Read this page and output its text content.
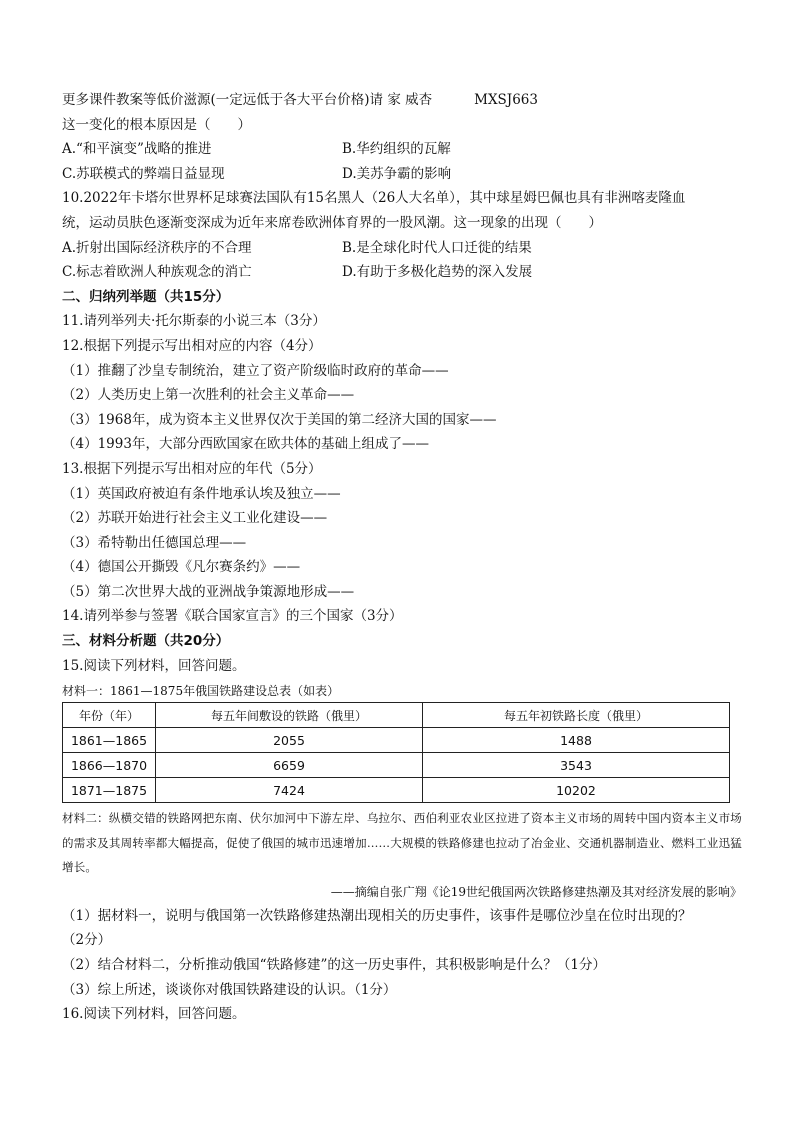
更多课件教案等低价滋源(一定远低于各大平台价格)请 家 威杏	MXSJ663
这一变化的根本原因是（　　）
A.“和平演变”战略的推进	B.华约组织的瓦解
C.苏联模式的弊端日益显现	D.美苏争霸的影响
10.2022年卡塔尔世界杯足球赛法国队有15名黑人（26人大名单），其中球星姆巴佩也具有非洲喀麦隆血
统，运动员肤色逐渐变深成为近年来席卷欧洲体育界的一股风潮。这一现象的出现（　　）
A.折射出国际经济秩序的不合理	B.是全球化时代人口迁徙的结果
C.标志着欧洲人种族观念的消亡	D.有助于多极化趋势的深入发展
二、归纳列举题（共15分）
11.请列举列夫·托尔斯泰的小说三本（3分）
12.根据下列提示写出相对应的内容（4分）
（1）推翻了沙皇专制统治，建立了资产阶级临时政府的革命——
（2）人类历史上第一次胜利的社会主义革命——
（3）1968年，成为资本主义世界仅次于美国的第二经济大国的国家——
（4）1993年，大部分西欧国家在欧共体的基础上组成了——
13.根据下列提示写出相对应的年代（5分）
（1）英国政府被迫有条件地承认埃及独立——
（2）苏联开始进行社会主义工业化建设——
（3）希特勒出任德国总理——
（4）德国公开撕毁《凡尔赛条约》——
（5）第二次世界大战的亚洲战争策源地形成——
14.请列举参与签署《联合国家宣言》的三个国家（3分）
三、材料分析题（共20分）
15.阅读下列材料，回答问题。
材料一：1861—1875年俄国铁路建设总表（如表）
年份（年）	每五年间敷设的铁路（俄里）	每五年初铁路长度（俄里）
1861—1865	2055	1488
1866—1870	6659	3543
1871—1875	7424	10202
材料二：纵横交错的铁路网把东南、伏尔加河中下游左岸、乌拉尔、西伯利亚农业区拉进了资本主义市场的周转中国内资本主义市场的需求及其周转率都大幅提高，促使了俄国的城市迅速增加……大规模的铁路修建也拉动了冶金业、交通机器制造业、燃料工业迅猛增长。
——摘编自张广翔《论19世纪俄国两次铁路修建热潮及其对经济发展的影响》
（1）据材料一，说明与俄国第一次铁路修建热潮出现相关的历史事件，该事件是哪位沙皇在位时出现的？
（2分）
（2）结合材料二，分析推动俄国“铁路修建”的这一历史事件，其积极影响是什么？（1分）
（3）综上所述，谈谈你对俄国铁路建设的认识。（1分）
16.阅读下列材料，回答问题。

....................

*PROBLEM TO WORK ON*. Reproduce the data above in full, exactly as it is, with the pictures left out.

*ANSWER IN FULL*.
Read this page and output its text content.
更多课件教案等低价滋源(一定远低于各大平台价格)请 家 威杏	MXSJ663
这一变化的根本原因是（　　）
A.“和平演变”战略的推进	B.华约组织的瓦解
C.苏联模式的弊端日益显现	D.美苏争霸的影响
10.2022年卡塔尔世界杯足球赛法国队有15名黑人（26人大名单），其中球星姆巴佩也具有非洲喀麦隆血
统，运动员肤色逐渐变深成为近年来席卷欧洲体育界的一股风潮。这一现象的出现（　　）
A.折射出国际经济秩序的不合理	B.是全球化时代人口迁徙的结果
C.标志着欧洲人种族观念的消亡	D.有助于多极化趋势的深入发展
二、归纳列举题（共15分）
11.请列举列夫·托尔斯泰的小说三本（3分）
12.根据下列提示写出相对应的内容（4分）
（1）推翻了沙皇专制统治，建立了资产阶级临时政府的革命——
（2）人类历史上第一次胜利的社会主义革命——
（3）1968年，成为资本主义世界仅次于美国的第二经济大国的国家——
（4）1993年，大部分西欧国家在欧共体的基础上组成了——
13.根据下列提示写出相对应的年代（5分）
（1）英国政府被迫有条件地承认埃及独立——
（2）苏联开始进行社会主义工业化建设——
（3）希特勒出任德国总理——
（4）德国公开撕毁《凡尔赛条约》——
（5）第二次世界大战的亚洲战争策源地形成——
14.请列举参与签署《联合国家宣言》的三个国家（3分）
三、材料分析题（共20分）
15.阅读下列材料，回答问题。
材料一：1861—1875年俄国铁路建设总表（如表）
年份（年）	每五年间敷设的铁路（俄里）	每五年初铁路长度（俄里）
1861—1865	2055	1488
1866—1870	6659	3543
1871—1875	7424	10202
材料二：纵横交错的铁路网把东南、伏尔加河中下游左岸、乌拉尔、西伯利亚农业区拉进了资本主义市场的周转中国内资本主义市场的需求及其周转率都大幅提高，促使了俄国的城市迅速增加……大规模的铁路修建也拉动了冶金业、交通机器制造业、燃料工业迅猛增长。
——摘编自张广翔《论19世纪俄国两次铁路修建热潮及其对经济发展的影响》
（1）据材料一，说明与俄国第一次铁路修建热潮出现相关的历史事件，该事件是哪位沙皇在位时出现的？
（2分）
（2）结合材料二，分析推动俄国“铁路修建”的这一历史事件，其积极影响是什么？（1分）
（3）综上所述，谈谈你对俄国铁路建设的认识。（1分）
16.阅读下列材料，回答问题。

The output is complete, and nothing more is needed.